## Description of the task
Records follow. Copy every line with "gadgets".

## Records for the task
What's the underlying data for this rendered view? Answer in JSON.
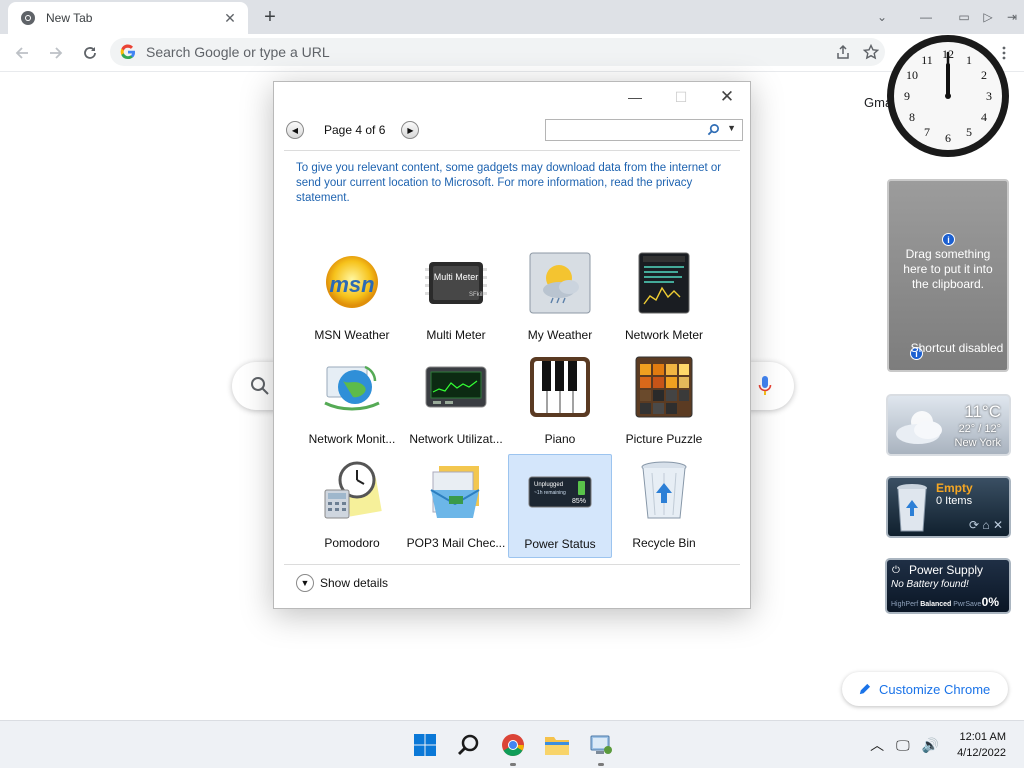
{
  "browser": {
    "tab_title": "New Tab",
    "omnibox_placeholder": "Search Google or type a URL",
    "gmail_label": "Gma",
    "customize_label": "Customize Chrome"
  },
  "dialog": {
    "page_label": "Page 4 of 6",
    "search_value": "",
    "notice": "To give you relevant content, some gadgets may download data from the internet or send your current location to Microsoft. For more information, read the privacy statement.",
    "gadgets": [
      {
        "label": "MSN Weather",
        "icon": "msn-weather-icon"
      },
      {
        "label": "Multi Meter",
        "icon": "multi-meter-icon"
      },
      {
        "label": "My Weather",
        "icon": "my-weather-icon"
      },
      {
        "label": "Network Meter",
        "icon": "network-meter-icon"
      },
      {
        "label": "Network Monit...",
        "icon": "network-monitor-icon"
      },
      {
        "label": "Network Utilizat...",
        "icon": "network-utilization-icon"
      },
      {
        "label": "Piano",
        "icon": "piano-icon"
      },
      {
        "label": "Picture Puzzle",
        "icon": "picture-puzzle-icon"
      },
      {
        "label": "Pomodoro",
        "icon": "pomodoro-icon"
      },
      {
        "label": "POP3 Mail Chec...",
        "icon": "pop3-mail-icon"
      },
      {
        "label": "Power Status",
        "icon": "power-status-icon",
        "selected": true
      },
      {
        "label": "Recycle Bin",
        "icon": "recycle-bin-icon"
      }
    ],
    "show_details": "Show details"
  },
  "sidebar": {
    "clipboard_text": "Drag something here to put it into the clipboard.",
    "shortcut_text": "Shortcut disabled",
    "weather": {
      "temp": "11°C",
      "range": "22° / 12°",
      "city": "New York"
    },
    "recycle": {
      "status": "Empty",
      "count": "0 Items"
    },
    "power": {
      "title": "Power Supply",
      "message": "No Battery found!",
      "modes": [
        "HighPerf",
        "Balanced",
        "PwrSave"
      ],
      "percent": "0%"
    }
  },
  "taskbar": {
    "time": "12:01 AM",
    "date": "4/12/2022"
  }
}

==

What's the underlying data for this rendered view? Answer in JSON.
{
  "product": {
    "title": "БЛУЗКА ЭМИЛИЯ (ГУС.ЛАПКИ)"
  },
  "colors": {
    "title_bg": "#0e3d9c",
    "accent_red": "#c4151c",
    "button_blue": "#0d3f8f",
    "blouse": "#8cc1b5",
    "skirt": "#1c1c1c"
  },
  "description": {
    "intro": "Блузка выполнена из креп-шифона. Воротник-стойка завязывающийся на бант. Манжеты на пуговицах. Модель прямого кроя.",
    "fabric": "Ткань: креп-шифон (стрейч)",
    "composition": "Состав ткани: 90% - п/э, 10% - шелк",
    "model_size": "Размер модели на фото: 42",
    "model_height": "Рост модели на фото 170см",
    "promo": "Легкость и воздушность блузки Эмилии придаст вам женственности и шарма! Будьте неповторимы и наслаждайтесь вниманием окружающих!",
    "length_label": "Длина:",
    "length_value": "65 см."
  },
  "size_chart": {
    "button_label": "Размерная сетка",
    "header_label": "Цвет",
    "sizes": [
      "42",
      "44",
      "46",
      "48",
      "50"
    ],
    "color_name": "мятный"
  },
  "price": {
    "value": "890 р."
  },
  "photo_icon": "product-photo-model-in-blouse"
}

## Response below
    "notice": "To give you relevant content, some gadgets may download data from the internet or send your current location to Microsoft. For more information, read the privacy statement.",
    "gadgets": [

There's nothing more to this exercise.